**WHAT THE EXERCISE ASKS**
Below are some entries; can you quote all of them exactly?

╔══

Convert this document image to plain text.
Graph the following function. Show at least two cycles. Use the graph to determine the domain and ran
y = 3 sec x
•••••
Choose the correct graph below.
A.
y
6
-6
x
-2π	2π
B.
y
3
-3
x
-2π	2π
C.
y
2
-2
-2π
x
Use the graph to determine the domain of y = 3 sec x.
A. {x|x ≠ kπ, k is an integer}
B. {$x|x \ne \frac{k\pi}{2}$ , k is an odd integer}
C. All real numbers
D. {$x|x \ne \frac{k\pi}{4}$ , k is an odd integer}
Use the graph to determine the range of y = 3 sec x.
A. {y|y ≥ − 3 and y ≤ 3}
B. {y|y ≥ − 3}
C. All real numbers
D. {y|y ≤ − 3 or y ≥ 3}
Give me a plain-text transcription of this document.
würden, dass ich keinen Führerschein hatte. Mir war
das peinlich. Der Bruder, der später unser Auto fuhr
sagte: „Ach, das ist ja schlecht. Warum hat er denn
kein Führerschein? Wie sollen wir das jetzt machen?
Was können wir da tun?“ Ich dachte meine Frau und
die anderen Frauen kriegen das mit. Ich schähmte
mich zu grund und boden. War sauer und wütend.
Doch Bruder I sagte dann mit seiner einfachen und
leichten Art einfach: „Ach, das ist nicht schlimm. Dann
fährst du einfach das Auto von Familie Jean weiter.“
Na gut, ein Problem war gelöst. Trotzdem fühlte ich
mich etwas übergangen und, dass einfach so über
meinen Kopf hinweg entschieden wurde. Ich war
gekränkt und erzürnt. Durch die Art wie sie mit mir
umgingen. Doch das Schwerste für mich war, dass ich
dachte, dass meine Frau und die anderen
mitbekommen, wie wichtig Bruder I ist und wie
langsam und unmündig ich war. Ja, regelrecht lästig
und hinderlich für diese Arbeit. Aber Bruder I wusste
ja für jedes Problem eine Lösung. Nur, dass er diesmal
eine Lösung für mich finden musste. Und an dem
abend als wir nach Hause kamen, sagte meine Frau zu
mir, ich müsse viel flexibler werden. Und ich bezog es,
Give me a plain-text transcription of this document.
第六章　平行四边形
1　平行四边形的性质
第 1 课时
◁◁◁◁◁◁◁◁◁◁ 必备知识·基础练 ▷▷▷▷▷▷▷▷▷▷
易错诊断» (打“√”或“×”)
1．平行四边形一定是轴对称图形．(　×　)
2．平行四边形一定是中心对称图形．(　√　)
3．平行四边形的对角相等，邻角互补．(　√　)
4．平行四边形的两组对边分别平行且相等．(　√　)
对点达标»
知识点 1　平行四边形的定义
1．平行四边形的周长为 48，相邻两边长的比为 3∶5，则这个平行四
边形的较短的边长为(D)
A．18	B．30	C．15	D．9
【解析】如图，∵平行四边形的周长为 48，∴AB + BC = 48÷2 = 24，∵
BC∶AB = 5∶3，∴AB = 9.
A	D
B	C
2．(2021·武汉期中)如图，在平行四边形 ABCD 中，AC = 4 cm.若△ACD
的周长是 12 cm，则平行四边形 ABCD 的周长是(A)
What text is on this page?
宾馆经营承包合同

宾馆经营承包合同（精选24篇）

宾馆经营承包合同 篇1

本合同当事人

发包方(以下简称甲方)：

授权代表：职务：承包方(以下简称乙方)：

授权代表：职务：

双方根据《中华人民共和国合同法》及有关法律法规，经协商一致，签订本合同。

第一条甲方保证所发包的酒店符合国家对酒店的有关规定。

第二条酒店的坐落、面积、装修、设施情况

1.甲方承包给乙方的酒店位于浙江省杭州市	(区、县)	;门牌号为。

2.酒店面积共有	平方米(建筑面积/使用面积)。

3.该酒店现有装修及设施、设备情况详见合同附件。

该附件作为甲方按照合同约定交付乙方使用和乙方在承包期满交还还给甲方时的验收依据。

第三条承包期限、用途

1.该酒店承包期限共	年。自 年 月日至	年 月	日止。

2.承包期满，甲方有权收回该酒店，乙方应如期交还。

╚══

**OUTPUT FOR THIS TASK**
Convert this document image to plain text.
Graph the following function. Show at least two cycles. Use the graph to determine the domain and ran
y = 3 sec x
•••••
Choose the correct graph below.
A.
y
6
-6
x
-2π	2π
B.
y
3
-3
x
-2π	2π
C.
y
2
-2
-2π
x
Use the graph to determine the domain of y = 3 sec x.
A. {x|x ≠ kπ, k is an integer}
B. {$x|x \ne \frac{k\pi}{2}$ , k is an odd integer}
C. All real numbers
D. {$x|x \ne \frac{k\pi}{4}$ , k is an odd integer}
Use the graph to determine the range of y = 3 sec x.
A. {y|y ≥ − 3 and y ≤ 3}
B. {y|y ≥ − 3}
C. All real numbers
D. {y|y ≤ − 3 or y ≥ 3}
Give me a plain-text transcription of this document.
würden, dass ich keinen Führerschein hatte. Mir war
das peinlich. Der Bruder, der später unser Auto fuhr
sagte: „Ach, das ist ja schlecht. Warum hat er denn
kein Führerschein? Wie sollen wir das jetzt machen?
Was können wir da tun?“ Ich dachte meine Frau und
die anderen Frauen kriegen das mit. Ich schähmte
mich zu grund und boden. War sauer und wütend.
Doch Bruder I sagte dann mit seiner einfachen und
leichten Art einfach: „Ach, das ist nicht schlimm. Dann
fährst du einfach das Auto von Familie Jean weiter.“
Na gut, ein Problem war gelöst. Trotzdem fühlte ich
mich etwas übergangen und, dass einfach so über
meinen Kopf hinweg entschieden wurde. Ich war
gekränkt und erzürnt. Durch die Art wie sie mit mir
umgingen. Doch das Schwerste für mich war, dass ich
dachte, dass meine Frau und die anderen
mitbekommen, wie wichtig Bruder I ist und wie
langsam und unmündig ich war. Ja, regelrecht lästig
und hinderlich für diese Arbeit. Aber Bruder I wusste
ja für jedes Problem eine Lösung. Nur, dass er diesmal
eine Lösung für mich finden musste. Und an dem
abend als wir nach Hause kamen, sagte meine Frau zu
mir, ich müsse viel flexibler werden. Und ich bezog es,
Give me a plain-text transcription of this document.
第六章　平行四边形
1　平行四边形的性质
第 1 课时
◁◁◁◁◁◁◁◁◁◁ 必备知识·基础练 ▷▷▷▷▷▷▷▷▷▷
易错诊断» (打“√”或“×”)
1．平行四边形一定是轴对称图形．(　×　)
2．平行四边形一定是中心对称图形．(　√　)
3．平行四边形的对角相等，邻角互补．(　√　)
4．平行四边形的两组对边分别平行且相等．(　√　)
对点达标»
知识点 1　平行四边形的定义
1．平行四边形的周长为 48，相邻两边长的比为 3∶5，则这个平行四
边形的较短的边长为(D)
A．18	B．30	C．15	D．9
【解析】如图，∵平行四边形的周长为 48，∴AB + BC = 48÷2 = 24，∵
BC∶AB = 5∶3，∴AB = 9.
A	D
B	C
2．(2021·武汉期中)如图，在平行四边形 ABCD 中，AC = 4 cm.若△ACD
的周长是 12 cm，则平行四边形 ABCD 的周长是(A)
What text is on this page?
宾馆经营承包合同

宾馆经营承包合同（精选24篇）

宾馆经营承包合同 篇1

本合同当事人

发包方(以下简称甲方)：

授权代表：职务：承包方(以下简称乙方)：

授权代表：职务：

双方根据《中华人民共和国合同法》及有关法律法规，经协商一致，签订本合同。

第一条甲方保证所发包的酒店符合国家对酒店的有关规定。

第二条酒店的坐落、面积、装修、设施情况

1.甲方承包给乙方的酒店位于浙江省杭州市	(区、县)	;门牌号为。

2.酒店面积共有	平方米(建筑面积/使用面积)。

3.该酒店现有装修及设施、设备情况详见合同附件。

该附件作为甲方按照合同约定交付乙方使用和乙方在承包期满交还还给甲方时的验收依据。

第三条承包期限、用途

1.该酒店承包期限共	年。自 年 月日至	年 月	日止。

2.承包期满，甲方有权收回该酒店，乙方应如期交还。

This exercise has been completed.